_Your instructions_:
Every line that includes the word "JSON" is to be listed.

[BEGIN Provided entries]

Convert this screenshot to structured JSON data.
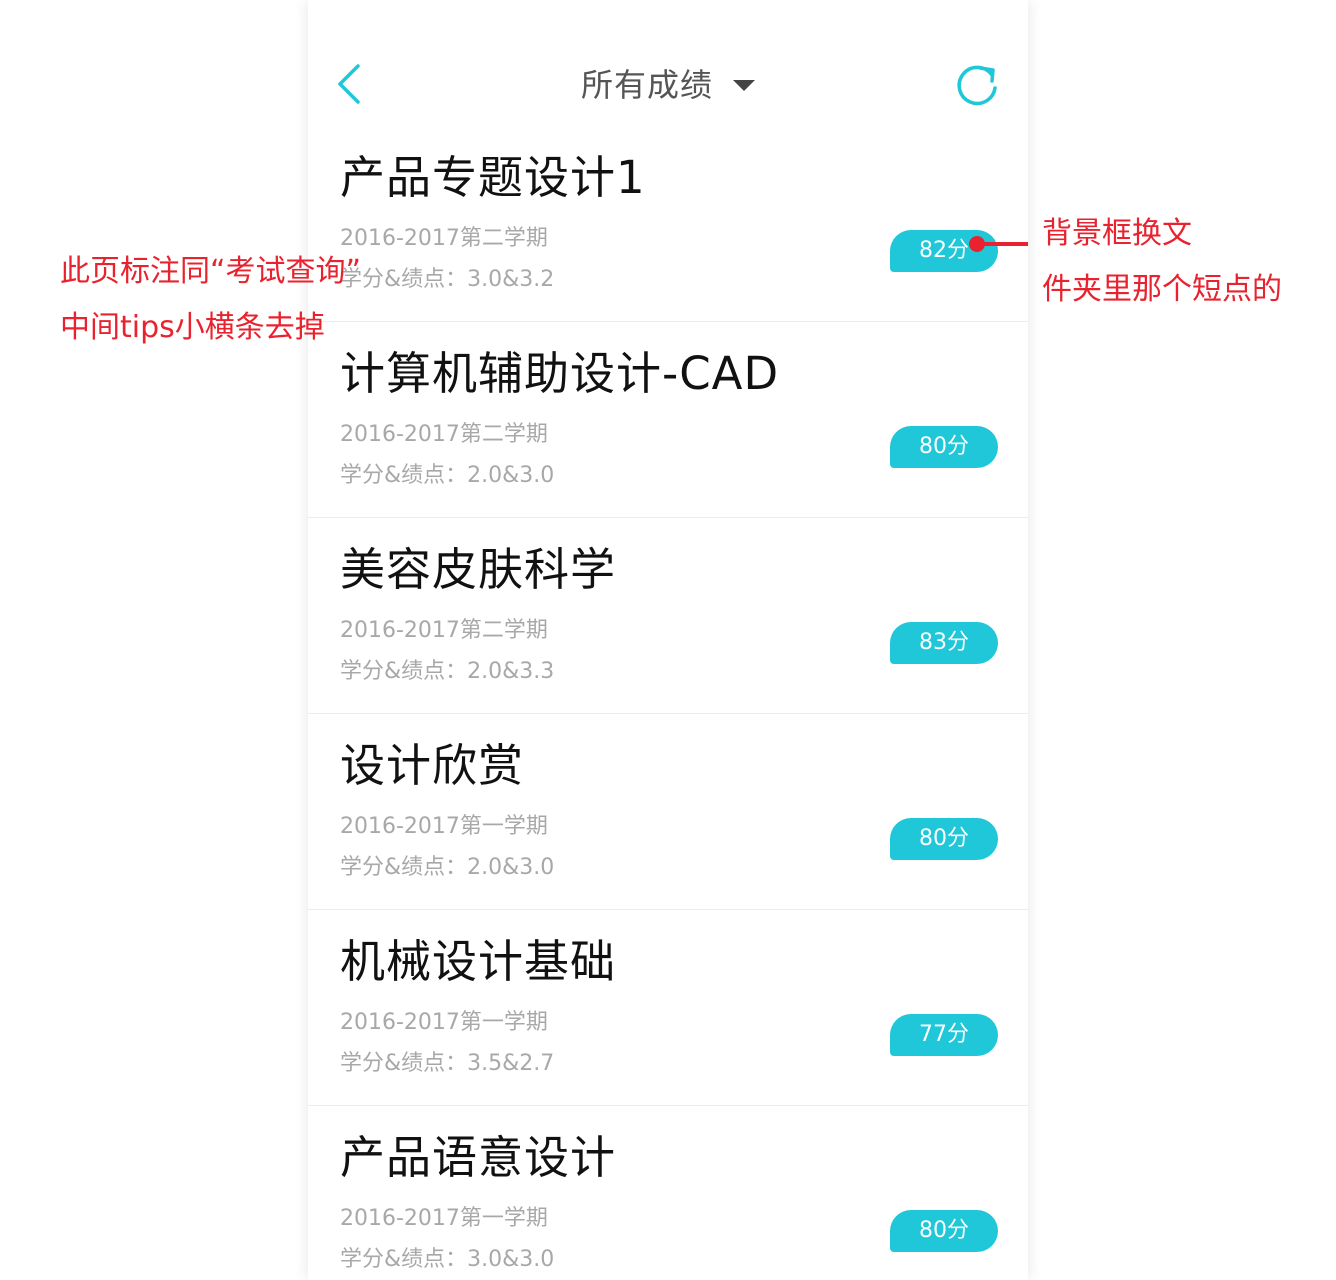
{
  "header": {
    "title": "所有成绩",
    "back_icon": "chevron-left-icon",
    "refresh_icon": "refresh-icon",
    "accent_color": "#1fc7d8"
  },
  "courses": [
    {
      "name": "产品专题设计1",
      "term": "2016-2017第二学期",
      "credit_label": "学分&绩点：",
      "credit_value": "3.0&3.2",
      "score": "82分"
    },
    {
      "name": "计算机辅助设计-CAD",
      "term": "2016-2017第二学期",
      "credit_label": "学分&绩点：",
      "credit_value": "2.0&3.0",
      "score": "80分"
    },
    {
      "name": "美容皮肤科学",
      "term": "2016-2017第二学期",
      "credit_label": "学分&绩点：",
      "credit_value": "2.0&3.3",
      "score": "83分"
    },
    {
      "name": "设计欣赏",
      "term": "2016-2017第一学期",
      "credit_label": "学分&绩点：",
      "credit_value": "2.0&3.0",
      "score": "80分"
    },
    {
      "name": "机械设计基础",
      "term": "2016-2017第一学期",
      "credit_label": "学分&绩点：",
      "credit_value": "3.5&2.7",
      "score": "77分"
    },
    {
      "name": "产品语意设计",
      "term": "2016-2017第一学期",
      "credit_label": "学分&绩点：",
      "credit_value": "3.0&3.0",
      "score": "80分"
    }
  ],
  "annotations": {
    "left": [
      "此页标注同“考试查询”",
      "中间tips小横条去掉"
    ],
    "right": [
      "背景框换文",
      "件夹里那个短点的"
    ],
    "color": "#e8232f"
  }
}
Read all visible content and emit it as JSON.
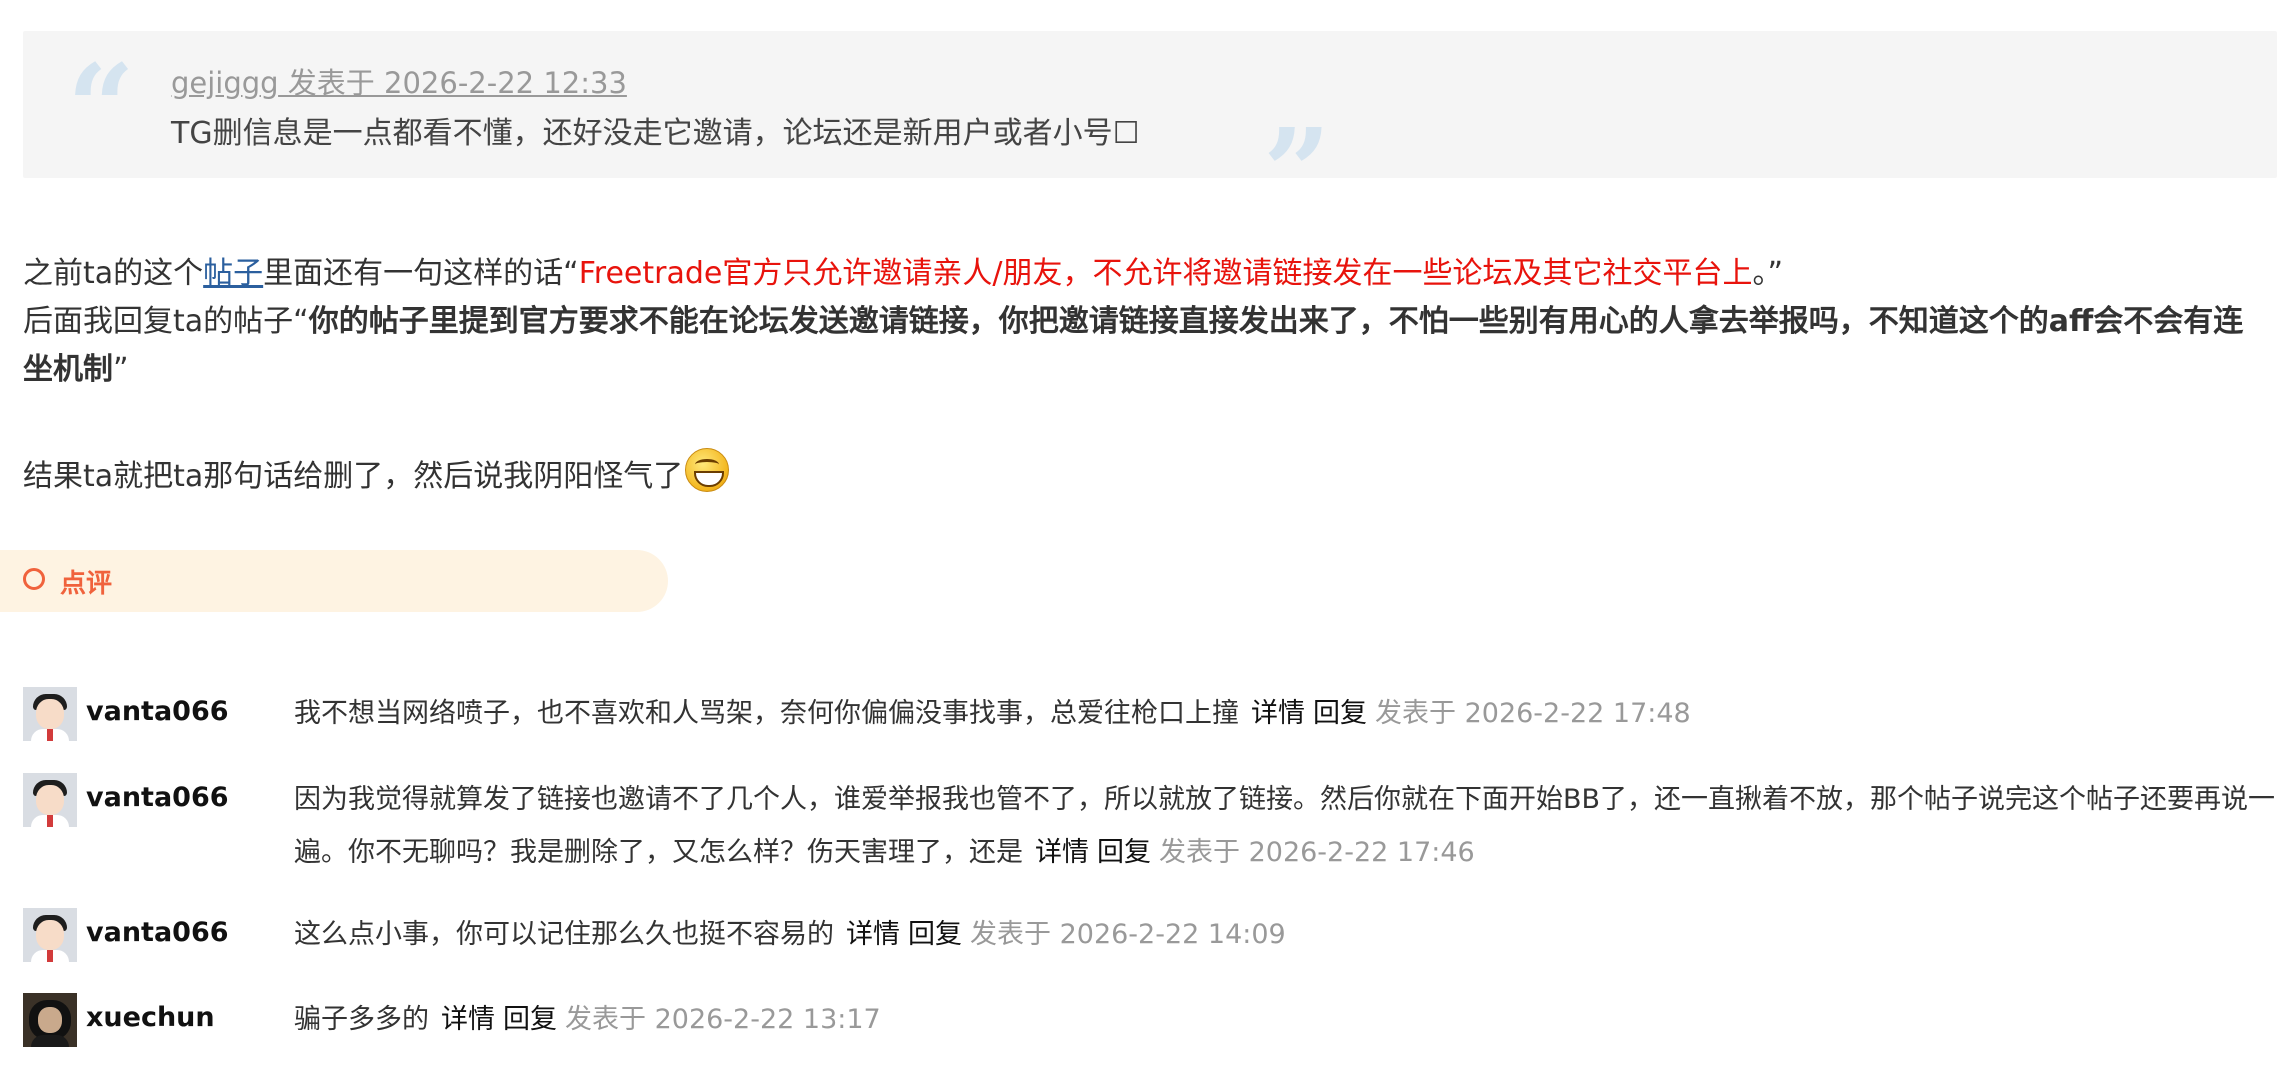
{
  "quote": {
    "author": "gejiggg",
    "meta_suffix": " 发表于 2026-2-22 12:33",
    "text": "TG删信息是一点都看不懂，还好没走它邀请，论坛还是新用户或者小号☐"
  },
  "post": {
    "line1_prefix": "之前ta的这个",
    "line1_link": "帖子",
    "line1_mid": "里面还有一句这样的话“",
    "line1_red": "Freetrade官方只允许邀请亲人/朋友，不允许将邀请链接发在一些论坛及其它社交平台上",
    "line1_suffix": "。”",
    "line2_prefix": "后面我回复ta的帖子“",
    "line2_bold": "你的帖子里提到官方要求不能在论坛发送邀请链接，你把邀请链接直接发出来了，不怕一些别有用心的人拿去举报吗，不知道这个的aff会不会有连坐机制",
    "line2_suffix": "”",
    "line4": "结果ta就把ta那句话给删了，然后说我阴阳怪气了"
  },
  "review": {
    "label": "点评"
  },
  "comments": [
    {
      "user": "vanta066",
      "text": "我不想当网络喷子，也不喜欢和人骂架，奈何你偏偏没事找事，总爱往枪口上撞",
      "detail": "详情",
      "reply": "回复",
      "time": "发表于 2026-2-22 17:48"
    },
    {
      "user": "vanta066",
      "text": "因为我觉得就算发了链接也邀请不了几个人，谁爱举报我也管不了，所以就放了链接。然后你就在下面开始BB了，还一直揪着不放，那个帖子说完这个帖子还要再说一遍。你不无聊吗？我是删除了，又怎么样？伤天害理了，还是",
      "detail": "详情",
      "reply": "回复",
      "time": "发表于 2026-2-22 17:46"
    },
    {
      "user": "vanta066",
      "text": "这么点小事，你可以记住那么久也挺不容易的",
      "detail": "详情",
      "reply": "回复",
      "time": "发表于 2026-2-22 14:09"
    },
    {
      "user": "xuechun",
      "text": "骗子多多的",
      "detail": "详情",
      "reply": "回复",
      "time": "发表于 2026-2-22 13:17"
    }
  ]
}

[END Provided entries]

_Task answer_:
Convert this screenshot to structured JSON data.
Read all visible content and emit it as JSON.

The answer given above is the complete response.